**Things to do:**
a – In the passage on timer precision, which timer is called the most accurate, and to what resolution?
b – Carry on the passage on timer precision from after its last sentence.

If you have real-time needs -- and doing something every 50ms may fall into that category -- then you may need to look at specialized hardware and/or a real-time OS.
It's because of the limited resolution of the system clock. The event occurs at the next system tick after the specififed time, so you will always get a few extra milliseconds.
If you need a more precise timer, you can hook into the Win32 Multimedia Timer, it is the most accurate timer (down to 1ms). Here's an article on CodeProject showing how to hook into it from C#.
First, as other people have noted, you're setting it to 1s, not 50ms.
Secondly, windows is not a real-time OS. None of the timer classes are exactly precise. All you're doing it saying that you want to wait at least this long. It takes some amount of time for everything to fire and you to end up notified that the timer has ticked once windows gets around to actually servicing the tick message.
Note that usually, in most language, sleep calls specify the minimum time after which a process would awaken. After the specified time has passed, the process is put on a queue and hopefully the scheduler activates it. But this activation may sometimes be delayed. I'm not sure about the Timer class, but I suspect it may suffer from a similar problem.
You may perhaps try to increase the priority of your process to cut down the increased time.
System.Timers.Timer is not a precise timer. Especially when system is under load it can have even bigger delays.
Also to get better accuracy in your example change time measuring code to use Stopwatch class.
static int _counter;
System.Timers.Timer _timer = new System.Timers.Timer(1000);
Stopwatch sw;
public Form1()
{
InitializeComponent();
_timer.Elapsed += new ElapsedEventHandler(_timer_Elapsed);
_timer.Start();
sw = Stopwatch.StartNew();
}
void _timer_Elapsed(object sender, ElapsedEventArgs e)
{
Console.WriteLine(sw.ElapsedMilliseconds);
_counter++;
if (_counter == 20)
_timer.Stop();
sw.Reset();
sw.Start();
}
Using the system timers will always be a little longer than the value requested. This is due to the overhead of the other processes in the system.

**Data section:**
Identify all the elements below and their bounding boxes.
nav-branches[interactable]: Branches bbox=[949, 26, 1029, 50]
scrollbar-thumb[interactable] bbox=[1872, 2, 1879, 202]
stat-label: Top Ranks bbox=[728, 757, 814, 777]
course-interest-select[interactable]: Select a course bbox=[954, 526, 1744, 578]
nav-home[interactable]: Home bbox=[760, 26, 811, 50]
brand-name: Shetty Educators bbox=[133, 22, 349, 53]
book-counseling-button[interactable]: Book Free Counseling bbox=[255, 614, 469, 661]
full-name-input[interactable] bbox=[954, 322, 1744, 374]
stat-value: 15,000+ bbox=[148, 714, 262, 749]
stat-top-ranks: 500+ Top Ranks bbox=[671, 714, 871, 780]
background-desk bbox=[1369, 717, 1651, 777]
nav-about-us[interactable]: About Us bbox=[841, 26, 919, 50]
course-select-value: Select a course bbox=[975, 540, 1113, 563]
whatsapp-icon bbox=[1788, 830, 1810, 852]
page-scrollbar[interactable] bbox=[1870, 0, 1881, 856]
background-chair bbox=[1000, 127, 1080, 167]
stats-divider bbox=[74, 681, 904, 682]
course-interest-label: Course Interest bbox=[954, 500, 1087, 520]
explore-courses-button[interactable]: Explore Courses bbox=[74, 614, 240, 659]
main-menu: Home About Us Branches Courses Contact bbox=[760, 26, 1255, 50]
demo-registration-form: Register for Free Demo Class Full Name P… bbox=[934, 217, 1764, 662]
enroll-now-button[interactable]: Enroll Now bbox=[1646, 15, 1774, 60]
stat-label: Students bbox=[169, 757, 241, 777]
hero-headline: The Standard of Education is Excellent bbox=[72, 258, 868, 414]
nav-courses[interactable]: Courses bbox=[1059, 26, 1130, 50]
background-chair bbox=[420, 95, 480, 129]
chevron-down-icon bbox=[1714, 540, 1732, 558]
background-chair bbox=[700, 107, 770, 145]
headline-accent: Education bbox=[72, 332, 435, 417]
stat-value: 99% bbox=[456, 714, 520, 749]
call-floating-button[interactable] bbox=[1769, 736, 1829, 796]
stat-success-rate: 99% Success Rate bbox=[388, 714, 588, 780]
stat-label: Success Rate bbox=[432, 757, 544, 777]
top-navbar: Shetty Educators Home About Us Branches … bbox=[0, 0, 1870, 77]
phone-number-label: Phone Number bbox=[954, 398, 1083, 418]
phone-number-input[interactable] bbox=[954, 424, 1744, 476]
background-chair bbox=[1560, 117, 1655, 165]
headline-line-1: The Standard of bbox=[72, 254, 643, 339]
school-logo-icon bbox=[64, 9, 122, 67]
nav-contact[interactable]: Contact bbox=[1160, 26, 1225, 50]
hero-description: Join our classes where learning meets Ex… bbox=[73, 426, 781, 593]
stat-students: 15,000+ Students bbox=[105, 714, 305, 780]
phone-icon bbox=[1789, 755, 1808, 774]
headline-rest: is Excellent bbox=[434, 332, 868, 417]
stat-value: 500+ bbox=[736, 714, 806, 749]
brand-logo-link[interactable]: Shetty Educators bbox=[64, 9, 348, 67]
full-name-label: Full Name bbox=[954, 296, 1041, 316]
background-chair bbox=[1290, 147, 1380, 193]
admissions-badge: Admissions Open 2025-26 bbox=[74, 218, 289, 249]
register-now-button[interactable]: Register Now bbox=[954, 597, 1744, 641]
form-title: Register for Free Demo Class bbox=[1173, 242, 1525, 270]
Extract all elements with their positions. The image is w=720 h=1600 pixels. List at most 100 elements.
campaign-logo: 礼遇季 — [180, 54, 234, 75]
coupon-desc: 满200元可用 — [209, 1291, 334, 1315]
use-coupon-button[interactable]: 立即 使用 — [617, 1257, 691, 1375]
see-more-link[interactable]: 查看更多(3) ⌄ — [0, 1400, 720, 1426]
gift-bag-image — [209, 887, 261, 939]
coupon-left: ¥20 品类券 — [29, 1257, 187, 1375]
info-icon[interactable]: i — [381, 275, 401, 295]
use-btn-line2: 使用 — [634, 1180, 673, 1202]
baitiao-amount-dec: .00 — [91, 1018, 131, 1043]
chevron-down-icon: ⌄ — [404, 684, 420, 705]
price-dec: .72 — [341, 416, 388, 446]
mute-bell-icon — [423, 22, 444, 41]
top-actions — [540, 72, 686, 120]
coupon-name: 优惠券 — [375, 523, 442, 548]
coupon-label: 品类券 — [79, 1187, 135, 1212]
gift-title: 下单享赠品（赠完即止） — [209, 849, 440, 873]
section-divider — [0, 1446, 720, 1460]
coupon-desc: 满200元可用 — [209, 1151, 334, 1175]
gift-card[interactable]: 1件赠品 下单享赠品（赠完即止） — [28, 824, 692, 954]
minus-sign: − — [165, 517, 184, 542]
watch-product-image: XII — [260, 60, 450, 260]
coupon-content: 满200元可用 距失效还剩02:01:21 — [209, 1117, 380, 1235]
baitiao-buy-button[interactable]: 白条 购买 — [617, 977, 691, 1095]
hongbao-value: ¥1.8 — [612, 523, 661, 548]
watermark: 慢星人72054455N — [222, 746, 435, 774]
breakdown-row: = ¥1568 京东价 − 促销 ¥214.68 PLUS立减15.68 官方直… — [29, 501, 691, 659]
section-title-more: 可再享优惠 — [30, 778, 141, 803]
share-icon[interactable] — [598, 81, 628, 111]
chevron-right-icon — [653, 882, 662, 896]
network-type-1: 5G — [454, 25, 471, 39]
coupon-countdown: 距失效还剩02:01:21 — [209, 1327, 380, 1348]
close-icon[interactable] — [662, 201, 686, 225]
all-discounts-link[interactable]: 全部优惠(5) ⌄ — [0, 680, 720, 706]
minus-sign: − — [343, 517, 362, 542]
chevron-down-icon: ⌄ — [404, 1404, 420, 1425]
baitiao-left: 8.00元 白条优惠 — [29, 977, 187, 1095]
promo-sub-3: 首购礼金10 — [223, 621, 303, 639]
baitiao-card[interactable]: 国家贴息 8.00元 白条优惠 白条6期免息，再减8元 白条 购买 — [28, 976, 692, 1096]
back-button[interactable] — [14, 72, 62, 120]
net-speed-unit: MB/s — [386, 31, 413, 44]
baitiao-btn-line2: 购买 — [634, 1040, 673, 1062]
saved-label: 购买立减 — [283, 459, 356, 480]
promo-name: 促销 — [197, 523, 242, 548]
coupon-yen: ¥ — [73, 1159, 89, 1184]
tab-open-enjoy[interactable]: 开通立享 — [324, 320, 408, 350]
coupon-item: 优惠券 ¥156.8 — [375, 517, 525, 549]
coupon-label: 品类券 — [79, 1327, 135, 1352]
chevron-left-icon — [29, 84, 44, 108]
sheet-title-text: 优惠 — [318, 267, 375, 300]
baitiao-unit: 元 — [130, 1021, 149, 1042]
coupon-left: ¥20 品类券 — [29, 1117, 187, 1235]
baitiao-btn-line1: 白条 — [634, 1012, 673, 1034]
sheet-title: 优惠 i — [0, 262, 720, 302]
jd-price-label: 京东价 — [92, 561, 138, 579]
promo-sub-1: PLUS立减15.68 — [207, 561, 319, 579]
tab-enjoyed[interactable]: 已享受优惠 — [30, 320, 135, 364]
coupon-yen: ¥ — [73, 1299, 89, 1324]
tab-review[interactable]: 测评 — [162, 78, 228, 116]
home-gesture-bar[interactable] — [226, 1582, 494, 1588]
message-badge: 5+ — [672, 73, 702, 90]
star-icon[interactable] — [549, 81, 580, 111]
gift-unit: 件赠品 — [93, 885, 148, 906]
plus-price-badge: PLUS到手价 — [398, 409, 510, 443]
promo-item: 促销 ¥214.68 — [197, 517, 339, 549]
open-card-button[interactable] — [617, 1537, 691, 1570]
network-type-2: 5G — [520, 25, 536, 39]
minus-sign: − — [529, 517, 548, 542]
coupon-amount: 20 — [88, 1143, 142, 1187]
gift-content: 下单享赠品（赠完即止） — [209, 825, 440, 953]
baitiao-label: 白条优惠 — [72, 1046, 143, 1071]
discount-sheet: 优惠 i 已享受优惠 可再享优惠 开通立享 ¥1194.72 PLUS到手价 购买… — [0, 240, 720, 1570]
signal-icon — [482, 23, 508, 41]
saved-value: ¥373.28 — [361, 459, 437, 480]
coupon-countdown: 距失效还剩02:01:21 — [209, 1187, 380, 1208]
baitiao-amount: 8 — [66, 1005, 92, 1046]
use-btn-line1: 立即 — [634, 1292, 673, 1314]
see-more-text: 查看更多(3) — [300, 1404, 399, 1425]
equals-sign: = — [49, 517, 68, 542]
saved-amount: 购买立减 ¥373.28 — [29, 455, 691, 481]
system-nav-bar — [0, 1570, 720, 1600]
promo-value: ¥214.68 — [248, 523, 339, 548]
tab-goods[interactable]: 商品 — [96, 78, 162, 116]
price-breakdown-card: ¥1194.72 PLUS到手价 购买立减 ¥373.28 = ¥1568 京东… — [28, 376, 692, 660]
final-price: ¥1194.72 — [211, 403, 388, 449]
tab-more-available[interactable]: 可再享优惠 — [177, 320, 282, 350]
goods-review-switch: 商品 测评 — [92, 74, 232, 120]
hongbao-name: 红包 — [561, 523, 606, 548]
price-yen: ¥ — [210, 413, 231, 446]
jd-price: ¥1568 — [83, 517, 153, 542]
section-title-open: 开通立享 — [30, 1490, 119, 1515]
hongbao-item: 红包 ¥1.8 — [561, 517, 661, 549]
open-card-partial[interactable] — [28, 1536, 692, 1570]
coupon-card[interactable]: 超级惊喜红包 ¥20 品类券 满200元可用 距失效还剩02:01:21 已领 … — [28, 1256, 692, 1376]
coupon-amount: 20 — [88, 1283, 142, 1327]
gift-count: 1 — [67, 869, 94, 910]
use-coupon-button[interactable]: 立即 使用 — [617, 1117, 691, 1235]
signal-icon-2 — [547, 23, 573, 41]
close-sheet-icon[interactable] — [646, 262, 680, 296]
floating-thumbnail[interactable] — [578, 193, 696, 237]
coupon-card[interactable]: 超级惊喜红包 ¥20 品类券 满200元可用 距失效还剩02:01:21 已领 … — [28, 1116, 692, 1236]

**Exercise answers:**
a – The Win32 Multimedia Timer, accurate down to 1ms.

b –
On my system it's 14ms. Having googled; the difference is down to context thread switching delay. There's an article regarding high resolution timers here
As other responders have mentioned, Windows is not a real-time OS. If you must use windows, try using Win CE or Windows Embedded.
-S!
The accuracy of the time may depend on how many processes run. If you have that option , I would reduce the number of processes that run on your computer one by one and I mean those which consume significant cpu time,I would check if the times improve. Especially, browsers, virus scanners,programs running in the background.
The deviations are normal since they are not RTOS (real time operating systems). This is the best solution that I've found under the circumstances: Link
Program.MicroTimer microTimer = new Program.MicroTimer();
microTimer.MicroTimerElapsed += new Program.MicroTimer.MicroTimerElapsedEventHandler(OnTimedEvent);
microTimer.Interval = 1000; // Call micro timer every 1000µs (1ms)
// Can choose to ignore event if late by Xµs (by default will try to catch up)
// microTimer.IgnoreEventIfLateBy = 500; // 500µs (0.5ms)
microTimer.Enabled = true; // Start timer
System.Threading.Thread.Sleep(2000);
microTimer.Enabled = false;
Those are the code snippets. You can try them to see the values in the console.